### AIM
Please output the lines shown below exactly as they appear.

### DATASET ROWS
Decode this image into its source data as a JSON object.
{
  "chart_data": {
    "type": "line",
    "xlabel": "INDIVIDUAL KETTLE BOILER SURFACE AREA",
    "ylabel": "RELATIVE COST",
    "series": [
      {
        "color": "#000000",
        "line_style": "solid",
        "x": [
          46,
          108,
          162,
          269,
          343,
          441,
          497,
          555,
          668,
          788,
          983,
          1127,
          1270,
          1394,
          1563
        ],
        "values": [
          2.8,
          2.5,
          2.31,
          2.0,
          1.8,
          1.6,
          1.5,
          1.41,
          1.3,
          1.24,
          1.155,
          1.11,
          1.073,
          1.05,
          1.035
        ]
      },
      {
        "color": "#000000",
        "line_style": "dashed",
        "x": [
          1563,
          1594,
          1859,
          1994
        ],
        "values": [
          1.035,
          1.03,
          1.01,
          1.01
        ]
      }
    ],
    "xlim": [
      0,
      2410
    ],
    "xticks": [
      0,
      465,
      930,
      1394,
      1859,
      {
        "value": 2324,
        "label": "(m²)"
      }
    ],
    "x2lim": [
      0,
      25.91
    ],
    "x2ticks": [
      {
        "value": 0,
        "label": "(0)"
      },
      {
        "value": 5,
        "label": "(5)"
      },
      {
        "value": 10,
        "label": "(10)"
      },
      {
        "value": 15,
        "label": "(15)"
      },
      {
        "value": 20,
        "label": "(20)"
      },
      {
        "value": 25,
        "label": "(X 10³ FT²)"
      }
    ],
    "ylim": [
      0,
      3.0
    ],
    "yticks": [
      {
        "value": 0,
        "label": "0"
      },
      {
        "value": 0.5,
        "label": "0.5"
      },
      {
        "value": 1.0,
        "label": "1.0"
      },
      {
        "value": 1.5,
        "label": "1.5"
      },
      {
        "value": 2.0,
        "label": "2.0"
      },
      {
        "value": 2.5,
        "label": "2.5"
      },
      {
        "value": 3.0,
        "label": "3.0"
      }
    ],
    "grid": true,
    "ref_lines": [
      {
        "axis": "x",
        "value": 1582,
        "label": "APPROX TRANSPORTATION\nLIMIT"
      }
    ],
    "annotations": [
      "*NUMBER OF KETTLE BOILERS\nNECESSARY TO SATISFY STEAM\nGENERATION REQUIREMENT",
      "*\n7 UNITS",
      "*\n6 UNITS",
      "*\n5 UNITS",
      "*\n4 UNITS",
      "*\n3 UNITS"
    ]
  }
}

### ANSWER TO THE EXERCISE
Decode this image into its source data as a JSON object.
{
  "chart_data": {
    "type": "line",
    "xlabel": "INDIVIDUAL KETTLE BOILER SURFACE AREA",
    "ylabel": "RELATIVE COST",
    "series": [
      {
        "color": "#000000",
        "line_style": "solid",
        "x": [
          46,
          108,
          162,
          269,
          343,
          441,
          497,
          555,
          668,
          788,
          983,
          1127,
          1270,
          1394,
          1563
        ],
        "values": [
          2.8,
          2.5,
          2.31,
          2.0,
          1.8,
          1.6,
          1.5,
          1.41,
          1.3,
          1.24,
          1.155,
          1.11,
          1.073,
          1.05,
          1.035
        ]
      },
      {
        "color": "#000000",
        "line_style": "dashed",
        "x": [
          1563,
          1594,
          1859,
          1994
        ],
        "values": [
          1.035,
          1.03,
          1.01,
          1.01
        ]
      }
    ],
    "xlim": [
      0,
      2410
    ],
    "xticks": [
      0,
      465,
      930,
      1394,
      1859,
      {
        "value": 2324,
        "label": "(m²)"
      }
    ],
    "x2lim": [
      0,
      25.91
    ],
    "x2ticks": [
      {
        "value": 0,
        "label": "(0)"
      },
      {
        "value": 5,
        "label": "(5)"
      },
      {
        "value": 10,
        "label": "(10)"
      },
      {
        "value": 15,
        "label": "(15)"
      },
      {
        "value": 20,
        "label": "(20)"
      },
      {
        "value": 25,
        "label": "(X 10³ FT²)"
      }
    ],
    "ylim": [
      0,
      3.0
    ],
    "yticks": [
      {
        "value": 0,
        "label": "0"
      },
      {
        "value": 0.5,
        "label": "0.5"
      },
      {
        "value": 1.0,
        "label": "1.0"
      },
      {
        "value": 1.5,
        "label": "1.5"
      },
      {
        "value": 2.0,
        "label": "2.0"
      },
      {
        "value": 2.5,
        "label": "2.5"
      },
      {
        "value": 3.0,
        "label": "3.0"
      }
    ],
    "grid": true,
    "ref_lines": [
      {
        "axis": "x",
        "value": 1582,
        "label": "APPROX TRANSPORTATION\nLIMIT"
      }
    ],
    "annotations": [
      "*NUMBER OF KETTLE BOILERS\nNECESSARY TO SATISFY STEAM\nGENERATION REQUIREMENT",
      "*\n7 UNITS",
      "*\n6 UNITS",
      "*\n5 UNITS",
      "*\n4 UNITS",
      "*\n3 UNITS"
    ]
  }
}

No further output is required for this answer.